Written request: Could you transcribe the material below exactly, without leaving out a single line?

Entries shown:
────────
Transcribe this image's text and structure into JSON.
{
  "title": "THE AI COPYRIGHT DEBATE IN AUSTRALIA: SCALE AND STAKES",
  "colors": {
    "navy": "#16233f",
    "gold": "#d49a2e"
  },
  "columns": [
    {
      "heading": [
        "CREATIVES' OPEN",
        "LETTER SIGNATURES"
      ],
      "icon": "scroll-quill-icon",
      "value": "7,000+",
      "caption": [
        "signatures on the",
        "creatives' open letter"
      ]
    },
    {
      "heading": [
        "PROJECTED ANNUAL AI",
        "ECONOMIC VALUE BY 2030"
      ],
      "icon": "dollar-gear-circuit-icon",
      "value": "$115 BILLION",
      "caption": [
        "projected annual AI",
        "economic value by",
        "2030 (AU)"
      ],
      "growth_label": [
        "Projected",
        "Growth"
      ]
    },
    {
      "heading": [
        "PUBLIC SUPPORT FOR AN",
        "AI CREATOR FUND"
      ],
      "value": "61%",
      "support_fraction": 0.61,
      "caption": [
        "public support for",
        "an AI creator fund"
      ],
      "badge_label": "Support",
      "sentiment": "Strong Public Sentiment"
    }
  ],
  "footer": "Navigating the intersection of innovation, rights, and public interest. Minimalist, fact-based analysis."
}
────────
In response:
Transcribe this image's text and structure into JSON.
{
  "title": "THE AI COPYRIGHT DEBATE IN AUSTRALIA: SCALE AND STAKES",
  "colors": {
    "navy": "#16233f",
    "gold": "#d49a2e"
  },
  "columns": [
    {
      "heading": [
        "CREATIVES' OPEN",
        "LETTER SIGNATURES"
      ],
      "icon": "scroll-quill-icon",
      "value": "7,000+",
      "caption": [
        "signatures on the",
        "creatives' open letter"
      ]
    },
    {
      "heading": [
        "PROJECTED ANNUAL AI",
        "ECONOMIC VALUE BY 2030"
      ],
      "icon": "dollar-gear-circuit-icon",
      "value": "$115 BILLION",
      "caption": [
        "projected annual AI",
        "economic value by",
        "2030 (AU)"
      ],
      "growth_label": [
        "Projected",
        "Growth"
      ]
    },
    {
      "heading": [
        "PUBLIC SUPPORT FOR AN",
        "AI CREATOR FUND"
      ],
      "value": "61%",
      "support_fraction": 0.61,
      "caption": [
        "public support for",
        "an AI creator fund"
      ],
      "badge_label": "Support",
      "sentiment": "Strong Public Sentiment"
    }
  ],
  "footer": "Navigating the intersection of innovation, rights, and public interest. Minimalist, fact-based analysis."
}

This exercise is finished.